## Your instructions
Compile every line that includes the word "Пересечения".

**** The input

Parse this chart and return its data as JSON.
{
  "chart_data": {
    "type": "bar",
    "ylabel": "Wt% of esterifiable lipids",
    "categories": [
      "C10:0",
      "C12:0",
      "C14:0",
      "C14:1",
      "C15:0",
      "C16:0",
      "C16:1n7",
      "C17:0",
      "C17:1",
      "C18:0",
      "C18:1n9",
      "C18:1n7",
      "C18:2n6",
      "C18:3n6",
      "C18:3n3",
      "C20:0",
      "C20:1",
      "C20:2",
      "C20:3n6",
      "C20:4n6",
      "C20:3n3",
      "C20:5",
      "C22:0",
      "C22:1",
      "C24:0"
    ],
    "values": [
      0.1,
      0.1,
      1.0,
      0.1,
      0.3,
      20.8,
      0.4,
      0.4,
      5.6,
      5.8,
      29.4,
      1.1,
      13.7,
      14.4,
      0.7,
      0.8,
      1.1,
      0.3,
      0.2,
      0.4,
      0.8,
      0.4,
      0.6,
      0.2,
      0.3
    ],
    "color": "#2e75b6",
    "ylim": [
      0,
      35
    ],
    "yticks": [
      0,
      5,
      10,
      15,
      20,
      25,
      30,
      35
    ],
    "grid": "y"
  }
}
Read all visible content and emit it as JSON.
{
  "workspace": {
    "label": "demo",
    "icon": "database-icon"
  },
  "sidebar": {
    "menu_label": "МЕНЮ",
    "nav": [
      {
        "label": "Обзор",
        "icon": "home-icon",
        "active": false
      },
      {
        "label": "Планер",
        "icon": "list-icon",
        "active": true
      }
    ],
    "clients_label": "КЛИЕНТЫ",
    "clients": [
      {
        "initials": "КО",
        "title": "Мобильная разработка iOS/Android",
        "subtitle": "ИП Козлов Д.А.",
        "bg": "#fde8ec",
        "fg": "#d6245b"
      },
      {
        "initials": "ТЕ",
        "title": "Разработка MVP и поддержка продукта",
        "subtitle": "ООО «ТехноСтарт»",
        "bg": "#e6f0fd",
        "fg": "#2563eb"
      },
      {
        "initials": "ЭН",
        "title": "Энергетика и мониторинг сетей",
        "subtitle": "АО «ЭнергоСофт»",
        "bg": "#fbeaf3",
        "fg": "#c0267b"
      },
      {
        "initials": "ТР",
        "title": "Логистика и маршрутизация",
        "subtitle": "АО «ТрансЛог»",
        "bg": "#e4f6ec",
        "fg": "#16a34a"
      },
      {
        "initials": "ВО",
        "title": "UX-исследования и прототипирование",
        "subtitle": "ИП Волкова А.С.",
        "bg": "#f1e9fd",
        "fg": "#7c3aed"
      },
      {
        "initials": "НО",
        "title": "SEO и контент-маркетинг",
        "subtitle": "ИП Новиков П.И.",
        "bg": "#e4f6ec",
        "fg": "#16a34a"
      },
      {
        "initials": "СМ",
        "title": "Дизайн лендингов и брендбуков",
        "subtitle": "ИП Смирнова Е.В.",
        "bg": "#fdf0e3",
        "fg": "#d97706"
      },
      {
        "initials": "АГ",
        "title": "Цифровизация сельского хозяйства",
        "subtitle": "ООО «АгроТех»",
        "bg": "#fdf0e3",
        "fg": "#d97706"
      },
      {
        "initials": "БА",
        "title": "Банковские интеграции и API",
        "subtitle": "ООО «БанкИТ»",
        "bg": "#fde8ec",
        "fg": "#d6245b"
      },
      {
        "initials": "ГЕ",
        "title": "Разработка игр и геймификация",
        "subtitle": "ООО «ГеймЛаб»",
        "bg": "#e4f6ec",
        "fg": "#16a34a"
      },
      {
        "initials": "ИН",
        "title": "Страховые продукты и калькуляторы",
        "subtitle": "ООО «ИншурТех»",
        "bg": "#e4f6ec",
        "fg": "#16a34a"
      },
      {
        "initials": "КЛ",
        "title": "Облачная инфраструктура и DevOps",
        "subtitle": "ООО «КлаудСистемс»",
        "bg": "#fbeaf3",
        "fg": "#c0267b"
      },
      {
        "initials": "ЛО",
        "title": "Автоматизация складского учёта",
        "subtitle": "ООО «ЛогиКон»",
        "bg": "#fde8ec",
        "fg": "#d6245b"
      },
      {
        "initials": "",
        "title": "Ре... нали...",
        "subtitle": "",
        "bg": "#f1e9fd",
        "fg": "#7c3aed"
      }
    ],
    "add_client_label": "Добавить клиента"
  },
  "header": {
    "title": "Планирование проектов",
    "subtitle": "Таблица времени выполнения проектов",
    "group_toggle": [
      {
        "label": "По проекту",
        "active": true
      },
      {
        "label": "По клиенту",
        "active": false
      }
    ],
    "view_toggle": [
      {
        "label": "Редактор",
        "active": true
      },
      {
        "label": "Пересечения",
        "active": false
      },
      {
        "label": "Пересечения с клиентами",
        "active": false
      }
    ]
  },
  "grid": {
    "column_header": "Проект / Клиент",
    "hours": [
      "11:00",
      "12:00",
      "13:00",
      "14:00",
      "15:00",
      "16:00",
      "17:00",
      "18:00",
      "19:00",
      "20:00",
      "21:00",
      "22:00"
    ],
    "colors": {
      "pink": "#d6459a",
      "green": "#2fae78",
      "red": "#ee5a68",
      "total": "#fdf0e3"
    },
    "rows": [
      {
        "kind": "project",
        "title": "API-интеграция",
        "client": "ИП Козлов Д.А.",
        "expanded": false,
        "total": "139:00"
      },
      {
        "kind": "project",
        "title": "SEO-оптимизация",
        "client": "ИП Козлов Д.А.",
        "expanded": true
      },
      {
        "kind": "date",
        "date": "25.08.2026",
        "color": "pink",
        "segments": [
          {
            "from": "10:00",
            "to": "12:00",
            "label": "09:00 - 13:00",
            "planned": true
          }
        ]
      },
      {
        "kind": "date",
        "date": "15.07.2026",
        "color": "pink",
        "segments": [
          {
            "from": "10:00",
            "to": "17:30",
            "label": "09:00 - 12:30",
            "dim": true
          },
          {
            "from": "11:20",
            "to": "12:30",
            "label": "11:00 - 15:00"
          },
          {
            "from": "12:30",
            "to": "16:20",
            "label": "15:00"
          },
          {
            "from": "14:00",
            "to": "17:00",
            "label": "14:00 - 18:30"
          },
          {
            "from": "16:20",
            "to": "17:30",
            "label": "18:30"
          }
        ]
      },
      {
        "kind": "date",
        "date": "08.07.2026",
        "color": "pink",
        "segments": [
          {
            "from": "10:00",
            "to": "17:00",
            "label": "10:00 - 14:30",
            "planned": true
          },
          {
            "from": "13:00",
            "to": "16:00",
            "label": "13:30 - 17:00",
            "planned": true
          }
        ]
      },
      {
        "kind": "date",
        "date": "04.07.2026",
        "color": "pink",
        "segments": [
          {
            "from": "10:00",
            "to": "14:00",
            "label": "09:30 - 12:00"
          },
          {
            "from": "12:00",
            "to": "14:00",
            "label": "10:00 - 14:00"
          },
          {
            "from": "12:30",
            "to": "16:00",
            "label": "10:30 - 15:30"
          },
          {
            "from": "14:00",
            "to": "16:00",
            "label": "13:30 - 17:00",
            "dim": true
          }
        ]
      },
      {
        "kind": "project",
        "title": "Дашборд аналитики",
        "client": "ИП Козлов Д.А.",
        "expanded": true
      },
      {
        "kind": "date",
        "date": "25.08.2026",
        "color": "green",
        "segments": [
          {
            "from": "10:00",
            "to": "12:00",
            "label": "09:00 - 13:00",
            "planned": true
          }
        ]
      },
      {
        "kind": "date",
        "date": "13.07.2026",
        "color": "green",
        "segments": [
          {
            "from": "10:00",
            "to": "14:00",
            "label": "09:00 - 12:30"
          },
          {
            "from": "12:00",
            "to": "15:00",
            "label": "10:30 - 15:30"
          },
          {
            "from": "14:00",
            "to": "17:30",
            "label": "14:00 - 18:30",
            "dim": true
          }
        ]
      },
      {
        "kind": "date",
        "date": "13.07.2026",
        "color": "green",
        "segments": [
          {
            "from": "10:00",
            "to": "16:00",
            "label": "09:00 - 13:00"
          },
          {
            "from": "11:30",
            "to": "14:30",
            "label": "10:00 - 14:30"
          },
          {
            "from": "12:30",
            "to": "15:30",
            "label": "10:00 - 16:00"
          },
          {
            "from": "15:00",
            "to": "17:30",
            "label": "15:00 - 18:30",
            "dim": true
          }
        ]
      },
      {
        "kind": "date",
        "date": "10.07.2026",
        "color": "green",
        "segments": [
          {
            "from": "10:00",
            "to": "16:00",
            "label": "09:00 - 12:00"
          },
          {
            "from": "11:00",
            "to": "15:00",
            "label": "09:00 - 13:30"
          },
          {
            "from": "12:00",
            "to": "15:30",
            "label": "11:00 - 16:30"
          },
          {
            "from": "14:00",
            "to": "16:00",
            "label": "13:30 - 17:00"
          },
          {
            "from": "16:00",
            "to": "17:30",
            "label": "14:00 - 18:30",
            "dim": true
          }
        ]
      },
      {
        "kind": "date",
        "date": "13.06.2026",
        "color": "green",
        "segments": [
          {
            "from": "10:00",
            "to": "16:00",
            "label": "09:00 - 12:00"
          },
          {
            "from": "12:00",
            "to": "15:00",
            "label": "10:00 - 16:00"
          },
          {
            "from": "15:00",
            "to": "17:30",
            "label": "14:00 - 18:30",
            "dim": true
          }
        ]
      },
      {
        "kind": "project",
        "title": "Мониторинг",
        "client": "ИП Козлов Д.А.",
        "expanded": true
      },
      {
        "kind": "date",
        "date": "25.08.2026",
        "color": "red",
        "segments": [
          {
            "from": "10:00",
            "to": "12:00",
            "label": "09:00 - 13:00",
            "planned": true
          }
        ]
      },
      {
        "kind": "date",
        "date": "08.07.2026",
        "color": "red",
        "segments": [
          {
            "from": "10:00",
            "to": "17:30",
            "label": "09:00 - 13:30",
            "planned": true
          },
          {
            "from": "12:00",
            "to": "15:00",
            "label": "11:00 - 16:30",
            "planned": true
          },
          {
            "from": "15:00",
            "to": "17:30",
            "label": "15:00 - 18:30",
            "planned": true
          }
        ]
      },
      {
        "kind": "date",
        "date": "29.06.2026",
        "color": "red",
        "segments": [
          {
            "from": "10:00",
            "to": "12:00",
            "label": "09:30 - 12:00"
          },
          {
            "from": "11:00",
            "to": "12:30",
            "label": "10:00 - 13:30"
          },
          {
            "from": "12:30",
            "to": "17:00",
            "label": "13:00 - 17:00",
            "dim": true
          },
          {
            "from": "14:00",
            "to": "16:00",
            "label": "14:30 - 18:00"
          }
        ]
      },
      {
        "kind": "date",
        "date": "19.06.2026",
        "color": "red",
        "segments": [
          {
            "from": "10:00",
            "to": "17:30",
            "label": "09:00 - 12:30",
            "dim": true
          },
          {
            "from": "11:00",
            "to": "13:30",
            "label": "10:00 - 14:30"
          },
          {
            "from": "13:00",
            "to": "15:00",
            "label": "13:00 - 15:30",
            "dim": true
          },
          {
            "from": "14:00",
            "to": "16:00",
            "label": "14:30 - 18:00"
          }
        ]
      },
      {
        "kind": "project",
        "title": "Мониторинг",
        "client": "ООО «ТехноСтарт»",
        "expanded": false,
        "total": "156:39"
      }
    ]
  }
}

********

## Answer in full
        "label": "Пересечения",
        "label": "Пересечения с клиентами",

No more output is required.